### Written task
Copy out the entries below precisely; nothing is to be omitted.
════════════════
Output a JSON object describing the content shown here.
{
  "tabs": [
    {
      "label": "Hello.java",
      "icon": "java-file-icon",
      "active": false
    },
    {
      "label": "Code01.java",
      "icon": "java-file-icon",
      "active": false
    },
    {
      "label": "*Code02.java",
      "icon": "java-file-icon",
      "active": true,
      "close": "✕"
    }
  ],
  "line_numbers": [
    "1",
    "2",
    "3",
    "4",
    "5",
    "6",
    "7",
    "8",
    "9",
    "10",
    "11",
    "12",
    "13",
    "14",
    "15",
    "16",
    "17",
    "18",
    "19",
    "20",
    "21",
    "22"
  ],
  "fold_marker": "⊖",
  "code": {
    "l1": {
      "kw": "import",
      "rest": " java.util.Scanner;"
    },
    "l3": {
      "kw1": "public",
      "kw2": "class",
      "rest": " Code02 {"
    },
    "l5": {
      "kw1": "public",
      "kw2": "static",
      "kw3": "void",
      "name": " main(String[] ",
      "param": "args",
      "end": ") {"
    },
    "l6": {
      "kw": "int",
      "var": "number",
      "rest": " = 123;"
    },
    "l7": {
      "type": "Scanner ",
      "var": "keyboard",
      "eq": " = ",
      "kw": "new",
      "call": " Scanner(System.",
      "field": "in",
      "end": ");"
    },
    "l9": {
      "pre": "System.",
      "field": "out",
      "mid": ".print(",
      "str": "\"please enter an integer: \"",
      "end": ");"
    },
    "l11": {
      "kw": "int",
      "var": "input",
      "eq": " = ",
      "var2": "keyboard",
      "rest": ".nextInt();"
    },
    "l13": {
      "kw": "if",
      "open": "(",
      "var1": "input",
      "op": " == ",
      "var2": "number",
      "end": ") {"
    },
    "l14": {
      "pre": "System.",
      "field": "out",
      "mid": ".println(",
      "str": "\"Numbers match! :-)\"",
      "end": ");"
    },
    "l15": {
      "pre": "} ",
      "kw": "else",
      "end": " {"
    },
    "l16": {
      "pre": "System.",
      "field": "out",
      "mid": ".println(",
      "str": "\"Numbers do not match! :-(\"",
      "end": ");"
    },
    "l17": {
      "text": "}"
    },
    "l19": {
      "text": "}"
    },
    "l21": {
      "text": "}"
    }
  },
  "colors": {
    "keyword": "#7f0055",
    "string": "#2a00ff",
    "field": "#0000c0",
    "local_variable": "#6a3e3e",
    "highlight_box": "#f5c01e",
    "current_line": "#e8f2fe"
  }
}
════════════════
### Solution
Output a JSON object describing the content shown here.
{
  "tabs": [
    {
      "label": "Hello.java",
      "icon": "java-file-icon",
      "active": false
    },
    {
      "label": "Code01.java",
      "icon": "java-file-icon",
      "active": false
    },
    {
      "label": "*Code02.java",
      "icon": "java-file-icon",
      "active": true,
      "close": "✕"
    }
  ],
  "line_numbers": [
    "1",
    "2",
    "3",
    "4",
    "5",
    "6",
    "7",
    "8",
    "9",
    "10",
    "11",
    "12",
    "13",
    "14",
    "15",
    "16",
    "17",
    "18",
    "19",
    "20",
    "21",
    "22"
  ],
  "fold_marker": "⊖",
  "code": {
    "l1": {
      "kw": "import",
      "rest": " java.util.Scanner;"
    },
    "l3": {
      "kw1": "public",
      "kw2": "class",
      "rest": " Code02 {"
    },
    "l5": {
      "kw1": "public",
      "kw2": "static",
      "kw3": "void",
      "name": " main(String[] ",
      "param": "args",
      "end": ") {"
    },
    "l6": {
      "kw": "int",
      "var": "number",
      "rest": " = 123;"
    },
    "l7": {
      "type": "Scanner ",
      "var": "keyboard",
      "eq": " = ",
      "kw": "new",
      "call": " Scanner(System.",
      "field": "in",
      "end": ");"
    },
    "l9": {
      "pre": "System.",
      "field": "out",
      "mid": ".print(",
      "str": "\"please enter an integer: \"",
      "end": ");"
    },
    "l11": {
      "kw": "int",
      "var": "input",
      "eq": " = ",
      "var2": "keyboard",
      "rest": ".nextInt();"
    },
    "l13": {
      "kw": "if",
      "open": "(",
      "var1": "input",
      "op": " == ",
      "var2": "number",
      "end": ") {"
    },
    "l14": {
      "pre": "System.",
      "field": "out",
      "mid": ".println(",
      "str": "\"Numbers match! :-)\"",
      "end": ");"
    },
    "l15": {
      "pre": "} ",
      "kw": "else",
      "end": " {"
    },
    "l16": {
      "pre": "System.",
      "field": "out",
      "mid": ".println(",
      "str": "\"Numbers do not match! :-(\"",
      "end": ");"
    },
    "l17": {
      "text": "}"
    },
    "l19": {
      "text": "}"
    },
    "l21": {
      "text": "}"
    }
  },
  "colors": {
    "keyword": "#7f0055",
    "string": "#2a00ff",
    "field": "#0000c0",
    "local_variable": "#6a3e3e",
    "highlight_box": "#f5c01e",
    "current_line": "#e8f2fe"
  }
}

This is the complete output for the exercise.